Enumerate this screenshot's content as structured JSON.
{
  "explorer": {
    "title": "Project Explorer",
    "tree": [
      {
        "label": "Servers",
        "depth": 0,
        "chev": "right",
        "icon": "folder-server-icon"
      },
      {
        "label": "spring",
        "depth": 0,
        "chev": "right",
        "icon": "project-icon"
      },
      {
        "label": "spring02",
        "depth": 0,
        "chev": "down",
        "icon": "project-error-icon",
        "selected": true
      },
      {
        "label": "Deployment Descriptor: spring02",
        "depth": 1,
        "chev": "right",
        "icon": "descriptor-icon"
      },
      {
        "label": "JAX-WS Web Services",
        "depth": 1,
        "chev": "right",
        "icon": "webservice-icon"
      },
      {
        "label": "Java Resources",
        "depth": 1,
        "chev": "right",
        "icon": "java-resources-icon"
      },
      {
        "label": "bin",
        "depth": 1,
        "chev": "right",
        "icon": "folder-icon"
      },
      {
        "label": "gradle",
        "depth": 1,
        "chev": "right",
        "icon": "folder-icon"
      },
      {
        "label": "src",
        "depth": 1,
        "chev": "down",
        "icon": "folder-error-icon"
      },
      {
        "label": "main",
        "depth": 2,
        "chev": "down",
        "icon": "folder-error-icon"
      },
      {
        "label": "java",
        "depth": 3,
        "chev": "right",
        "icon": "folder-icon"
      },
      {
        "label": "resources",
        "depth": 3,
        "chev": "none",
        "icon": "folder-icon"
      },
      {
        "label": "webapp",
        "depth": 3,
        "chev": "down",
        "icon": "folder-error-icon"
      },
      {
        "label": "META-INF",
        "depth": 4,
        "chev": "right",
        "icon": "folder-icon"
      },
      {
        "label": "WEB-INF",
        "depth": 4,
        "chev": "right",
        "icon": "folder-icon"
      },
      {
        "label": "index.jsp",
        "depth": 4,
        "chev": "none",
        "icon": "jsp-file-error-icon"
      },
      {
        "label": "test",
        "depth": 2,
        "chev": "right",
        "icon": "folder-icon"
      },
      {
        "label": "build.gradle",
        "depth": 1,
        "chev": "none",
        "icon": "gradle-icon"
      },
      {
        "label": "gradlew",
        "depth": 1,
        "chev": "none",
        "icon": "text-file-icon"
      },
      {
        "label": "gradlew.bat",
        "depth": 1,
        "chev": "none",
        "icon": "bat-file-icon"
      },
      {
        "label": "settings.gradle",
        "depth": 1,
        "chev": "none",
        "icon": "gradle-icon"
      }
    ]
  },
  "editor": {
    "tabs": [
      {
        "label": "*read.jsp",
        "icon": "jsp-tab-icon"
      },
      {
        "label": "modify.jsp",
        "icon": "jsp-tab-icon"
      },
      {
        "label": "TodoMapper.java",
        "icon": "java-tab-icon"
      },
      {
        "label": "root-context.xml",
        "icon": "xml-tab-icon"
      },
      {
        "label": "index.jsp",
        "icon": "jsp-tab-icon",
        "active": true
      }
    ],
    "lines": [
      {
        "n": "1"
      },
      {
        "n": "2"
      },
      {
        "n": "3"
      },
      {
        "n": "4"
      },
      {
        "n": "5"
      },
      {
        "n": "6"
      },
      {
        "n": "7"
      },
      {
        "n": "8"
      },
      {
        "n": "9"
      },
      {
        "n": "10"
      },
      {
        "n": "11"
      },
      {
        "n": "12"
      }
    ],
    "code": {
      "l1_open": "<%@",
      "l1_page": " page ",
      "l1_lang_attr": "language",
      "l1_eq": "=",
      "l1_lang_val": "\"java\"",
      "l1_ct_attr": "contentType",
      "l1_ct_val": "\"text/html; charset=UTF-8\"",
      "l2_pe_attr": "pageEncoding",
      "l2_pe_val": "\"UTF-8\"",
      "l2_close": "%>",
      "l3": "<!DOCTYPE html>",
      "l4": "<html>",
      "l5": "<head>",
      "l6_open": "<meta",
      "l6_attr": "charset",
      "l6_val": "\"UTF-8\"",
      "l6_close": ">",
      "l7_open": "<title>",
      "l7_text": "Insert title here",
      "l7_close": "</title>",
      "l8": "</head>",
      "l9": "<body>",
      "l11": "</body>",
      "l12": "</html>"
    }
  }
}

::::::::

:: WRITTEN TASK ::
Say how many lines in the entries contain the string "html", and say nothing else.

:: WRITTEN RESPONSE ::
4